Brief: Copy out every line of the records below word for word, without changing anything.

Available records:
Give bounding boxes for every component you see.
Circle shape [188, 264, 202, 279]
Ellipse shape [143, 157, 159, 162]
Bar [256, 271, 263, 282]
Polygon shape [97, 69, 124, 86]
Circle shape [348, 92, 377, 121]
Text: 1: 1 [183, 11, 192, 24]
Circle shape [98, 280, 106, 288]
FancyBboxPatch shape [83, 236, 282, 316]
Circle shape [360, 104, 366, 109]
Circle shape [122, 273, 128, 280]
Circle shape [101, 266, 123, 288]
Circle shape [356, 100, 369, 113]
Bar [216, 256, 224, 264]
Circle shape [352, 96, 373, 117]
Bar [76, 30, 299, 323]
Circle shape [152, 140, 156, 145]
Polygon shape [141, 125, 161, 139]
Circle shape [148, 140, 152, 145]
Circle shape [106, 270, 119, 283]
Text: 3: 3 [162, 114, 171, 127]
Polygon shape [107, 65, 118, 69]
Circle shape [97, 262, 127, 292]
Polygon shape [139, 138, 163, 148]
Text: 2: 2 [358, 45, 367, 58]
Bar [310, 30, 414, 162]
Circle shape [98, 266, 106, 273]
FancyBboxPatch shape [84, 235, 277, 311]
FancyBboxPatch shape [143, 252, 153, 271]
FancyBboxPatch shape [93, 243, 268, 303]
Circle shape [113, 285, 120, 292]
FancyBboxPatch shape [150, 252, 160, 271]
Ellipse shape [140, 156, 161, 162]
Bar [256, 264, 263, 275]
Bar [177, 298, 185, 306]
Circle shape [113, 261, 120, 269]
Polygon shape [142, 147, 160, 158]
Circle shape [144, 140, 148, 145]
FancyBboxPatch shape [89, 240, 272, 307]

Result:
Give bounding boxes for every component you see.
Circle shape [188, 264, 202, 279]
Ellipse shape [143, 157, 159, 162]
Bar [256, 271, 263, 282]
Polygon shape [97, 69, 124, 86]
Circle shape [348, 92, 377, 121]
Text: 1: 1 [183, 11, 192, 24]
Circle shape [98, 280, 106, 288]
FancyBboxPatch shape [83, 236, 282, 316]
Circle shape [360, 104, 366, 109]
Circle shape [122, 273, 128, 280]
Circle shape [101, 266, 123, 288]
Circle shape [356, 100, 369, 113]
Bar [216, 256, 224, 264]
Circle shape [352, 96, 373, 117]
Bar [76, 30, 299, 323]
Circle shape [152, 140, 156, 145]
Polygon shape [141, 125, 161, 139]
Circle shape [148, 140, 152, 145]
Circle shape [106, 270, 119, 283]
Text: 3: 3 [162, 114, 171, 127]
Polygon shape [107, 65, 118, 69]
Circle shape [97, 262, 127, 292]
Polygon shape [139, 138, 163, 148]
Text: 2: 2 [358, 45, 367, 58]
Bar [310, 30, 414, 162]
Circle shape [98, 266, 106, 273]
FancyBboxPatch shape [84, 235, 277, 311]
FancyBboxPatch shape [143, 252, 153, 271]
FancyBboxPatch shape [93, 243, 268, 303]
Circle shape [113, 285, 120, 292]
FancyBboxPatch shape [150, 252, 160, 271]
Ellipse shape [140, 156, 161, 162]
Bar [256, 264, 263, 275]
Bar [177, 298, 185, 306]
Circle shape [113, 261, 120, 269]
Polygon shape [142, 147, 160, 158]
Circle shape [144, 140, 148, 145]
FancyBboxPatch shape [89, 240, 272, 307]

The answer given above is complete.